The listing below must be repeated word for word, with its images excluded.

-- start Recorded information --

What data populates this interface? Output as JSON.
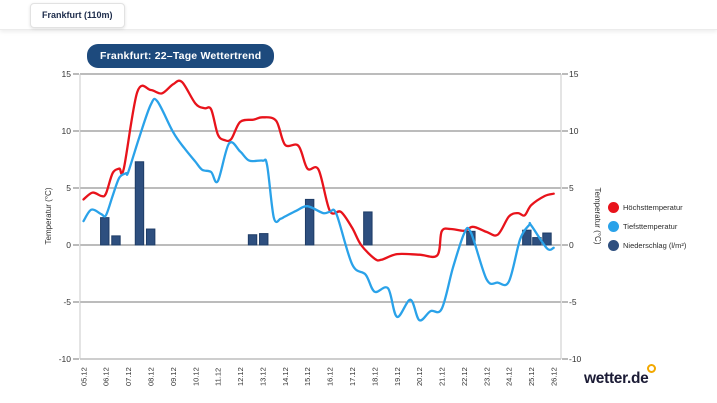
{
  "header": {
    "location_tab": "Frankfurt (110m)"
  },
  "logo": {
    "text": "wetter.de",
    "dot_color": "#f2a800"
  },
  "chart_data": {
    "type": "line+bar",
    "title": "Frankfurt: 22–Tage Wettertrend",
    "x_labels": [
      "05.12",
      "06.12",
      "07.12",
      "08.12",
      "09.12",
      "10.12",
      "11.12",
      "12.12",
      "13.12",
      "14.12",
      "15.12",
      "16.12",
      "17.12",
      "18.12",
      "19.12",
      "20.12",
      "21.12",
      "22.12",
      "23.12",
      "24.12",
      "25.12",
      "26.12"
    ],
    "ylabel_left": "Temperatur (°C)",
    "ylabel_right": "Temperatur (°C)",
    "y_ticks": [
      15,
      10,
      5,
      0,
      -5,
      -10
    ],
    "y_range": [
      -10,
      15
    ],
    "grid": true,
    "legend_position": "right",
    "colors": {
      "grid": "#4d4d4d",
      "axis": "#c9c9c9",
      "baseline": "#b0b0b0",
      "text": "#333333"
    },
    "series": [
      {
        "name": "Höchsttemperatur",
        "type": "line",
        "color": "#e8131b",
        "points": [
          [
            0,
            4.0
          ],
          [
            0.4,
            4.6
          ],
          [
            0.8,
            4.3
          ],
          [
            1,
            4.5
          ],
          [
            1.3,
            6.3
          ],
          [
            1.6,
            6.7
          ],
          [
            1.8,
            6.7
          ],
          [
            2.4,
            13.4
          ],
          [
            3,
            13.6
          ],
          [
            3.5,
            13.3
          ],
          [
            4,
            14.1
          ],
          [
            4.4,
            14.3
          ],
          [
            5,
            12.4
          ],
          [
            5.4,
            12.0
          ],
          [
            5.7,
            11.9
          ],
          [
            6,
            9.7
          ],
          [
            6.3,
            9.2
          ],
          [
            6.6,
            9.3
          ],
          [
            7,
            10.8
          ],
          [
            7.6,
            11.0
          ],
          [
            8,
            11.2
          ],
          [
            8.6,
            10.9
          ],
          [
            9,
            8.8
          ],
          [
            9.6,
            8.7
          ],
          [
            10,
            6.7
          ],
          [
            10.5,
            6.6
          ],
          [
            11,
            3.0
          ],
          [
            11.5,
            2.9
          ],
          [
            12,
            1.5
          ],
          [
            12.4,
            0.0
          ],
          [
            13,
            -1.2
          ],
          [
            13.3,
            -1.3
          ],
          [
            14,
            -0.8
          ],
          [
            15,
            -0.85
          ],
          [
            15.8,
            -0.9
          ],
          [
            16,
            1.2
          ],
          [
            16.4,
            1.4
          ],
          [
            17,
            1.25
          ],
          [
            17.4,
            1.6
          ],
          [
            18,
            1.15
          ],
          [
            18.5,
            0.9
          ],
          [
            19,
            2.5
          ],
          [
            19.4,
            2.8
          ],
          [
            19.7,
            2.6
          ],
          [
            20,
            3.5
          ],
          [
            20.6,
            4.3
          ],
          [
            21,
            4.5
          ]
        ]
      },
      {
        "name": "Tiefsttemperatur",
        "type": "line",
        "color": "#2aa2e9",
        "points": [
          [
            0,
            2.1
          ],
          [
            0.35,
            3.1
          ],
          [
            0.8,
            2.7
          ],
          [
            1,
            2.6
          ],
          [
            1.3,
            4.3
          ],
          [
            1.6,
            5.9
          ],
          [
            1.9,
            6.3
          ],
          [
            2,
            6.4
          ],
          [
            2.5,
            9.5
          ],
          [
            3,
            12.3
          ],
          [
            3.3,
            12.6
          ],
          [
            4,
            9.9
          ],
          [
            4.5,
            8.5
          ],
          [
            5,
            7.3
          ],
          [
            5.3,
            6.6
          ],
          [
            5.7,
            6.4
          ],
          [
            6,
            5.6
          ],
          [
            6.5,
            8.9
          ],
          [
            7,
            8.2
          ],
          [
            7.4,
            7.4
          ],
          [
            8,
            7.4
          ],
          [
            8.2,
            7.0
          ],
          [
            8.5,
            2.4
          ],
          [
            8.8,
            2.3
          ],
          [
            9,
            2.5
          ],
          [
            9.5,
            3.0
          ],
          [
            10,
            3.4
          ],
          [
            10.7,
            2.8
          ],
          [
            11,
            2.9
          ],
          [
            11.3,
            2.7
          ],
          [
            12,
            -1.7
          ],
          [
            12.6,
            -2.6
          ],
          [
            13,
            -4.1
          ],
          [
            13.6,
            -3.8
          ],
          [
            14,
            -6.3
          ],
          [
            14.6,
            -4.8
          ],
          [
            15,
            -6.6
          ],
          [
            15.5,
            -5.8
          ],
          [
            16,
            -5.6
          ],
          [
            16.5,
            -2.0
          ],
          [
            17,
            1.0
          ],
          [
            17.3,
            1.1
          ],
          [
            18,
            -3.0
          ],
          [
            18.5,
            -3.3
          ],
          [
            19,
            -3.2
          ],
          [
            19.5,
            0.5
          ],
          [
            19.9,
            1.75
          ],
          [
            20,
            1.7
          ],
          [
            20.7,
            -0.3
          ],
          [
            21,
            -0.25
          ]
        ]
      },
      {
        "name": "Niederschlag (l/m²)",
        "type": "bar",
        "color": "#2e4f7f",
        "stroke": "#1e3c66",
        "points": [
          [
            0.95,
            2.4
          ],
          [
            1.45,
            0.8
          ],
          [
            2.5,
            7.3
          ],
          [
            3.0,
            1.4
          ],
          [
            7.55,
            0.9
          ],
          [
            8.05,
            1.0
          ],
          [
            10.1,
            4.0
          ],
          [
            12.7,
            2.9
          ],
          [
            17.3,
            1.2
          ],
          [
            19.8,
            1.3
          ],
          [
            20.25,
            0.65
          ],
          [
            20.7,
            1.05
          ]
        ]
      }
    ]
  }
}
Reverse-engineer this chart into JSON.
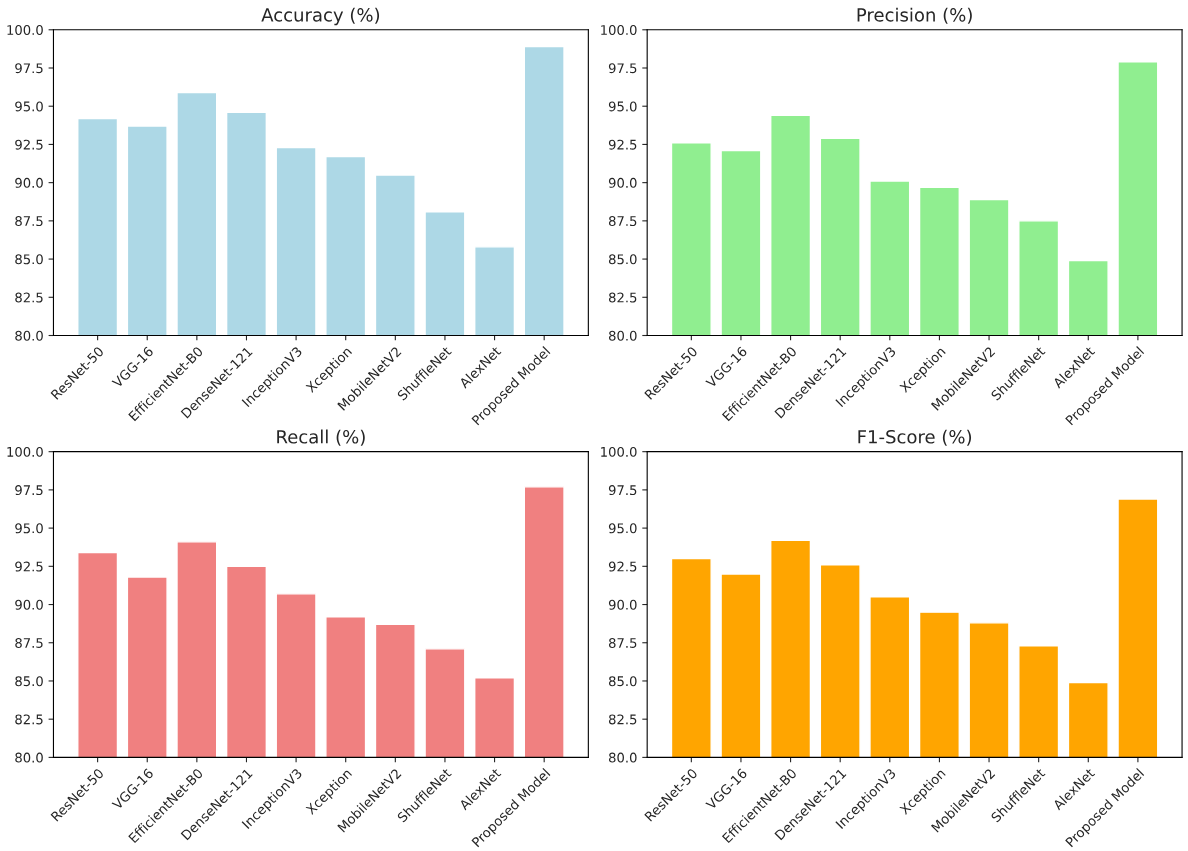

-- end Recorded information --

[Answer to the task]
What data populates this interface? Output as JSON.
{
  "header": {
    "location_tab": "Frankfurt (110m)"
  },
  "logo": {
    "text": "wetter.de",
    "dot_color": "#f2a800"
  },
  "chart_data": {
    "type": "line+bar",
    "title": "Frankfurt: 22–Tage Wettertrend",
    "x_labels": [
      "05.12",
      "06.12",
      "07.12",
      "08.12",
      "09.12",
      "10.12",
      "11.12",
      "12.12",
      "13.12",
      "14.12",
      "15.12",
      "16.12",
      "17.12",
      "18.12",
      "19.12",
      "20.12",
      "21.12",
      "22.12",
      "23.12",
      "24.12",
      "25.12",
      "26.12"
    ],
    "ylabel_left": "Temperatur (°C)",
    "ylabel_right": "Temperatur (°C)",
    "y_ticks": [
      15,
      10,
      5,
      0,
      -5,
      -10
    ],
    "y_range": [
      -10,
      15
    ],
    "grid": true,
    "legend_position": "right",
    "colors": {
      "grid": "#4d4d4d",
      "axis": "#c9c9c9",
      "baseline": "#b0b0b0",
      "text": "#333333"
    },
    "series": [
      {
        "name": "Höchsttemperatur",
        "type": "line",
        "color": "#e8131b",
        "points": [
          [
            0,
            4.0
          ],
          [
            0.4,
            4.6
          ],
          [
            0.8,
            4.3
          ],
          [
            1,
            4.5
          ],
          [
            1.3,
            6.3
          ],
          [
            1.6,
            6.7
          ],
          [
            1.8,
            6.7
          ],
          [
            2.4,
            13.4
          ],
          [
            3,
            13.6
          ],
          [
            3.5,
            13.3
          ],
          [
            4,
            14.1
          ],
          [
            4.4,
            14.3
          ],
          [
            5,
            12.4
          ],
          [
            5.4,
            12.0
          ],
          [
            5.7,
            11.9
          ],
          [
            6,
            9.7
          ],
          [
            6.3,
            9.2
          ],
          [
            6.6,
            9.3
          ],
          [
            7,
            10.8
          ],
          [
            7.6,
            11.0
          ],
          [
            8,
            11.2
          ],
          [
            8.6,
            10.9
          ],
          [
            9,
            8.8
          ],
          [
            9.6,
            8.7
          ],
          [
            10,
            6.7
          ],
          [
            10.5,
            6.6
          ],
          [
            11,
            3.0
          ],
          [
            11.5,
            2.9
          ],
          [
            12,
            1.5
          ],
          [
            12.4,
            0.0
          ],
          [
            13,
            -1.2
          ],
          [
            13.3,
            -1.3
          ],
          [
            14,
            -0.8
          ],
          [
            15,
            -0.85
          ],
          [
            15.8,
            -0.9
          ],
          [
            16,
            1.2
          ],
          [
            16.4,
            1.4
          ],
          [
            17,
            1.25
          ],
          [
            17.4,
            1.6
          ],
          [
            18,
            1.15
          ],
          [
            18.5,
            0.9
          ],
          [
            19,
            2.5
          ],
          [
            19.4,
            2.8
          ],
          [
            19.7,
            2.6
          ],
          [
            20,
            3.5
          ],
          [
            20.6,
            4.3
          ],
          [
            21,
            4.5
          ]
        ]
      },
      {
        "name": "Tiefsttemperatur",
        "type": "line",
        "color": "#2aa2e9",
        "points": [
          [
            0,
            2.1
          ],
          [
            0.35,
            3.1
          ],
          [
            0.8,
            2.7
          ],
          [
            1,
            2.6
          ],
          [
            1.3,
            4.3
          ],
          [
            1.6,
            5.9
          ],
          [
            1.9,
            6.3
          ],
          [
            2,
            6.4
          ],
          [
            2.5,
            9.5
          ],
          [
            3,
            12.3
          ],
          [
            3.3,
            12.6
          ],
          [
            4,
            9.9
          ],
          [
            4.5,
            8.5
          ],
          [
            5,
            7.3
          ],
          [
            5.3,
            6.6
          ],
          [
            5.7,
            6.4
          ],
          [
            6,
            5.6
          ],
          [
            6.5,
            8.9
          ],
          [
            7,
            8.2
          ],
          [
            7.4,
            7.4
          ],
          [
            8,
            7.4
          ],
          [
            8.2,
            7.0
          ],
          [
            8.5,
            2.4
          ],
          [
            8.8,
            2.3
          ],
          [
            9,
            2.5
          ],
          [
            9.5,
            3.0
          ],
          [
            10,
            3.4
          ],
          [
            10.7,
            2.8
          ],
          [
            11,
            2.9
          ],
          [
            11.3,
            2.7
          ],
          [
            12,
            -1.7
          ],
          [
            12.6,
            -2.6
          ],
          [
            13,
            -4.1
          ],
          [
            13.6,
            -3.8
          ],
          [
            14,
            -6.3
          ],
          [
            14.6,
            -4.8
          ],
          [
            15,
            -6.6
          ],
          [
            15.5,
            -5.8
          ],
          [
            16,
            -5.6
          ],
          [
            16.5,
            -2.0
          ],
          [
            17,
            1.0
          ],
          [
            17.3,
            1.1
          ],
          [
            18,
            -3.0
          ],
          [
            18.5,
            -3.3
          ],
          [
            19,
            -3.2
          ],
          [
            19.5,
            0.5
          ],
          [
            19.9,
            1.75
          ],
          [
            20,
            1.7
          ],
          [
            20.7,
            -0.3
          ],
          [
            21,
            -0.25
          ]
        ]
      },
      {
        "name": "Niederschlag (l/m²)",
        "type": "bar",
        "color": "#2e4f7f",
        "stroke": "#1e3c66",
        "points": [
          [
            0.95,
            2.4
          ],
          [
            1.45,
            0.8
          ],
          [
            2.5,
            7.3
          ],
          [
            3.0,
            1.4
          ],
          [
            7.55,
            0.9
          ],
          [
            8.05,
            1.0
          ],
          [
            10.1,
            4.0
          ],
          [
            12.7,
            2.9
          ],
          [
            17.3,
            1.2
          ],
          [
            19.8,
            1.3
          ],
          [
            20.25,
            0.65
          ],
          [
            20.7,
            1.05
          ]
        ]
      }
    ]
  }
}
Reverse-engineer this chart into JSON.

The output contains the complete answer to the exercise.